Exercise: Where a line contains the string "கழகம", copy that line.

--- START Material for this task ---

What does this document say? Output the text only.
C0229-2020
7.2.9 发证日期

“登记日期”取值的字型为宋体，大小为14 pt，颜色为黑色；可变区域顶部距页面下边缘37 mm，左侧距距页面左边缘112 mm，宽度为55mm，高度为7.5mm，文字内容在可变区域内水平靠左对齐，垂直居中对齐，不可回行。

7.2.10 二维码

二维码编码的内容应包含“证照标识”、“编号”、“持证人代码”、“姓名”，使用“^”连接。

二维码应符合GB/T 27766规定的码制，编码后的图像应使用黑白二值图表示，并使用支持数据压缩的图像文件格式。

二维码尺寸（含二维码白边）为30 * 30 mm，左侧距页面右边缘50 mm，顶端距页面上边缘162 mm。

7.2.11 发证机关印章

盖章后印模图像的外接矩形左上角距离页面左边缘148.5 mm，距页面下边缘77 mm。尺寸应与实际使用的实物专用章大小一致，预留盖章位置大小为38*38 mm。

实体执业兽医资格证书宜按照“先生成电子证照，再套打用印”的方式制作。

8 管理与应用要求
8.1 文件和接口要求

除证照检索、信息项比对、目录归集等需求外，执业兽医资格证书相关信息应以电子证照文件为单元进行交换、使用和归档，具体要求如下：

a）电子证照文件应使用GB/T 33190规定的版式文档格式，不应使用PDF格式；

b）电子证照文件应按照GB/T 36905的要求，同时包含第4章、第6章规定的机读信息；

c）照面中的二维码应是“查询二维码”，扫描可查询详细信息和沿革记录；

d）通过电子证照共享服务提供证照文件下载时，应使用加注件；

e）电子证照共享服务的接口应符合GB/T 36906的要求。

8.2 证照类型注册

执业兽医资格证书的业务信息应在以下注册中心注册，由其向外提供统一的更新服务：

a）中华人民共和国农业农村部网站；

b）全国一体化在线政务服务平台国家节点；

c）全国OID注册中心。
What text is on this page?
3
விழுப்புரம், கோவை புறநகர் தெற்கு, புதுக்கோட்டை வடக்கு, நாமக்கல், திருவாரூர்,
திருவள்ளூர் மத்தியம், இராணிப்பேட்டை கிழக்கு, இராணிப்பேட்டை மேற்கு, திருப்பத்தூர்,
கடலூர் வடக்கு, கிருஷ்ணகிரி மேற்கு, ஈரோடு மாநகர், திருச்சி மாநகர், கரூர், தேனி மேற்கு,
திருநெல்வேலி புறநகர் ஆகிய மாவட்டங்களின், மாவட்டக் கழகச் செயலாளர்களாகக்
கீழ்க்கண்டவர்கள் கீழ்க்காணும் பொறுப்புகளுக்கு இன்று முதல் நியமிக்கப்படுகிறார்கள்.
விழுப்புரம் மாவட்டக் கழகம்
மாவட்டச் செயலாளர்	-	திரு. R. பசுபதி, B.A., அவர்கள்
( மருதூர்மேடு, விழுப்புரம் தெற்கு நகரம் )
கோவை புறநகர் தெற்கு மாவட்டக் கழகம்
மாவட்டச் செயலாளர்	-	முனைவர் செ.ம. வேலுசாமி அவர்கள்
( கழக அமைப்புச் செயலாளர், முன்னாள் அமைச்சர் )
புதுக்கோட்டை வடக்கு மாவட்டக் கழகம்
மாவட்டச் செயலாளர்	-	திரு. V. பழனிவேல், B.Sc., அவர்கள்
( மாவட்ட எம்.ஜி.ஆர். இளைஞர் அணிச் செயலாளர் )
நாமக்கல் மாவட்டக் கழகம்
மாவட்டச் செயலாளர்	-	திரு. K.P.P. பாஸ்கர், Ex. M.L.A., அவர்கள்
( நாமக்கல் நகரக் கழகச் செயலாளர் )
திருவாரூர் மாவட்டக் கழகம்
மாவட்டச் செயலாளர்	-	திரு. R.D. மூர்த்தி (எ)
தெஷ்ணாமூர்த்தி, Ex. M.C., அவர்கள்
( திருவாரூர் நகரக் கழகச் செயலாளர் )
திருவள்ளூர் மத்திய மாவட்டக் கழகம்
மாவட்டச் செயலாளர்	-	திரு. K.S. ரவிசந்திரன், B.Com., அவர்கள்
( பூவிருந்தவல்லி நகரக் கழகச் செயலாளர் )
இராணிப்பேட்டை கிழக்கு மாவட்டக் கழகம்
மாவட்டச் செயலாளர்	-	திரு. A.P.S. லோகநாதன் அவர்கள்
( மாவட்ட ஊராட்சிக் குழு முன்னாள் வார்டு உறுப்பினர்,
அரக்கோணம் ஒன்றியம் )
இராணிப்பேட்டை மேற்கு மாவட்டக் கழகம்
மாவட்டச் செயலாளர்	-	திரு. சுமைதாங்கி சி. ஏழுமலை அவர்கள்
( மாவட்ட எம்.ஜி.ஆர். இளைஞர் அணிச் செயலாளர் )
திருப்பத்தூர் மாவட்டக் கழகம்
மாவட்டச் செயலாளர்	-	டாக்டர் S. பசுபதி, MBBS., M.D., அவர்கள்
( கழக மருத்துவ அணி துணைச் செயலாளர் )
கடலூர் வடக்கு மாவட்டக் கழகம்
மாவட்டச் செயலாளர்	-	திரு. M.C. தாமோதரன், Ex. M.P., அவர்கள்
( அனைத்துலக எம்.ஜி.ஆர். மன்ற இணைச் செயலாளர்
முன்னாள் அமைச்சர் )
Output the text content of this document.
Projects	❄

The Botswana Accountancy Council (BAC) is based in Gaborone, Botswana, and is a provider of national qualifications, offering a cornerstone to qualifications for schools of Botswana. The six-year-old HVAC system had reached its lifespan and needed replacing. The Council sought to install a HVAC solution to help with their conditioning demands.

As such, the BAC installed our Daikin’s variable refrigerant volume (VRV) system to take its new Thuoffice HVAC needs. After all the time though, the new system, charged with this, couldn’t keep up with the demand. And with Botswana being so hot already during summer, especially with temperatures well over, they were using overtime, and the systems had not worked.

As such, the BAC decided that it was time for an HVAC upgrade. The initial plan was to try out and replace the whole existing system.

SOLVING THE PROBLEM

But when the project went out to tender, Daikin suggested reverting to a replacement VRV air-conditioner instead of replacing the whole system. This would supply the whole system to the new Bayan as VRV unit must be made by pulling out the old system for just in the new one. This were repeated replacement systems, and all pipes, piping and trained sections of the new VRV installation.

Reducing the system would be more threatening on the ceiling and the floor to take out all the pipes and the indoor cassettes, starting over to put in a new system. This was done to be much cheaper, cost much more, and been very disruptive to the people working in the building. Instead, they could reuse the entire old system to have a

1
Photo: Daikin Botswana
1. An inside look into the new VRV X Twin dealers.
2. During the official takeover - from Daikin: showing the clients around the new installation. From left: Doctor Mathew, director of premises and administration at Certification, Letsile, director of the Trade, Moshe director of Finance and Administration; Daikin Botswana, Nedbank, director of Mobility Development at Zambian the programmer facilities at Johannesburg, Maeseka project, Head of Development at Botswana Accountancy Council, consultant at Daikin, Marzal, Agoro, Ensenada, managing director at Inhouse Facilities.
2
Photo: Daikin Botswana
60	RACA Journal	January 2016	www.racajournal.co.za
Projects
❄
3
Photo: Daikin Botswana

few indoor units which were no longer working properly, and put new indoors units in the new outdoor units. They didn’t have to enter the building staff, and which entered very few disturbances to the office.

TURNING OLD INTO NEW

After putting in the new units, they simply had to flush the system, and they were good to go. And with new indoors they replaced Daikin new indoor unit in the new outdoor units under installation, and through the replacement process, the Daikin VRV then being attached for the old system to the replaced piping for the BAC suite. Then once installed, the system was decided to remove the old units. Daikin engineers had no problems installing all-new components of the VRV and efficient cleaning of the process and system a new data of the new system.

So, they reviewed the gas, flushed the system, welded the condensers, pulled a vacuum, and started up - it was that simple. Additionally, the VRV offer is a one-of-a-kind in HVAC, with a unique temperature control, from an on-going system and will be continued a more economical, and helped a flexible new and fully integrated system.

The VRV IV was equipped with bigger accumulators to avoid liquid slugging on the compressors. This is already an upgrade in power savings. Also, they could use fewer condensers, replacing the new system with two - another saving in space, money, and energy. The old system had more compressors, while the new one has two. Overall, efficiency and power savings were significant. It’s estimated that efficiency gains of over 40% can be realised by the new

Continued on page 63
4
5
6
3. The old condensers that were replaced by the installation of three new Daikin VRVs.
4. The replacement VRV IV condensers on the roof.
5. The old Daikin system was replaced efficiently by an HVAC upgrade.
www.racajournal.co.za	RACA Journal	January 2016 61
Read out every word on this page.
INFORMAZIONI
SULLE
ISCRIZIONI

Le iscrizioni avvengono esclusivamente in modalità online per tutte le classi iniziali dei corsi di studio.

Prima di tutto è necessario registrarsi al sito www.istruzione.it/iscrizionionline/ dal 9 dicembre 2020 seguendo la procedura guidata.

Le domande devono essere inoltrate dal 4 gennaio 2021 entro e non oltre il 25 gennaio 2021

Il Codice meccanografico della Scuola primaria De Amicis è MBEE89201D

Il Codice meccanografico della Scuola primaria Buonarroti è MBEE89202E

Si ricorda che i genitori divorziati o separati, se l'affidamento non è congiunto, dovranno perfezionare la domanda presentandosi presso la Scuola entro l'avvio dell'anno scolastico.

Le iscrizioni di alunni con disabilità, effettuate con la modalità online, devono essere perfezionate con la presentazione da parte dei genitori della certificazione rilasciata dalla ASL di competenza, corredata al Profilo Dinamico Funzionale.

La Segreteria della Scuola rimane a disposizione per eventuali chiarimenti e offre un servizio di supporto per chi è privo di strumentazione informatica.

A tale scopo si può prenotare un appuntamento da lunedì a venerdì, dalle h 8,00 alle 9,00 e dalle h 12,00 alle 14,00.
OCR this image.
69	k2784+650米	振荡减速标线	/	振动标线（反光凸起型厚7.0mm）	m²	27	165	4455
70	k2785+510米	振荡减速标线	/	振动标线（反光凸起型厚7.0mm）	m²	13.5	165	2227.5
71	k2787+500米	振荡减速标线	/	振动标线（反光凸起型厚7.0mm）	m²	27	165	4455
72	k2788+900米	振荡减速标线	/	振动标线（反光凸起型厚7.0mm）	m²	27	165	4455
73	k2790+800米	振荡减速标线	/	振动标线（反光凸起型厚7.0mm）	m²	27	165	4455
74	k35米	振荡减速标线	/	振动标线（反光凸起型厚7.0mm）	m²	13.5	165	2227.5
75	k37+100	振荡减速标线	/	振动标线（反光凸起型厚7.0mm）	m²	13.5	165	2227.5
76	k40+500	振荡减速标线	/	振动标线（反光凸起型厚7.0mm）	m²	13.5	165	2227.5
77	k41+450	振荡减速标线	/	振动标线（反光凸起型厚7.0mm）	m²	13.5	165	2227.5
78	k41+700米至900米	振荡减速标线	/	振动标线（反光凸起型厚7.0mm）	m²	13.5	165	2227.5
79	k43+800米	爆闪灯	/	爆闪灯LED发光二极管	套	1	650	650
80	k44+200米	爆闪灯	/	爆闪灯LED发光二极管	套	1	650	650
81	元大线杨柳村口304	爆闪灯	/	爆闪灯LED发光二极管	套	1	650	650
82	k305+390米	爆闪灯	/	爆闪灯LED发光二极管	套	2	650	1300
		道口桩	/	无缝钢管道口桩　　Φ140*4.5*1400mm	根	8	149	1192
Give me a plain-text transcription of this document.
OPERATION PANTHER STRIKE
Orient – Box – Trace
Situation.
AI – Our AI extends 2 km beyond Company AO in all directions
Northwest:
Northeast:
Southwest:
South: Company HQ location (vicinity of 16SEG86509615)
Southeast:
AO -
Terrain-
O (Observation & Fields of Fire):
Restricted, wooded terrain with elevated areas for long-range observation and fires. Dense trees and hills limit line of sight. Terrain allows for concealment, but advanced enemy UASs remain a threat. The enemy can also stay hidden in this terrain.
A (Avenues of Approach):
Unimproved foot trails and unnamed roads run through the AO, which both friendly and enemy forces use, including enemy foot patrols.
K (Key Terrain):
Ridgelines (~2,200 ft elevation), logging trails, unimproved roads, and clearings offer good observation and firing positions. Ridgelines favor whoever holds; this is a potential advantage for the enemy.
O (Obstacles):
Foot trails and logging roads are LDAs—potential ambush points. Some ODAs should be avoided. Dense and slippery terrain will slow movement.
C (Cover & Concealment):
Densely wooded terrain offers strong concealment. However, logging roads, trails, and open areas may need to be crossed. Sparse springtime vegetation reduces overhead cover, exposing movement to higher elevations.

--- END Material for this task ---

Answer to this problem:
விழுப்புரம் மாவட்டக் கழகம்
கோவை புறநகர் தெற்கு மாவட்டக் கழகம்
புதுக்கோட்டை வடக்கு மாவட்டக் கழகம்
நாமக்கல் மாவட்டக் கழகம்
திருவாரூர் மாவட்டக் கழகம்
திருவள்ளூர் மத்திய மாவட்டக் கழகம்
இராணிப்பேட்டை கிழக்கு மாவட்டக் கழகம்
இராணிப்பேட்டை மேற்கு மாவட்டக் கழகம்
திருப்பத்தூர் மாவட்டக் கழகம்
கடலூர் வடக்கு மாவட்டக் கழகம்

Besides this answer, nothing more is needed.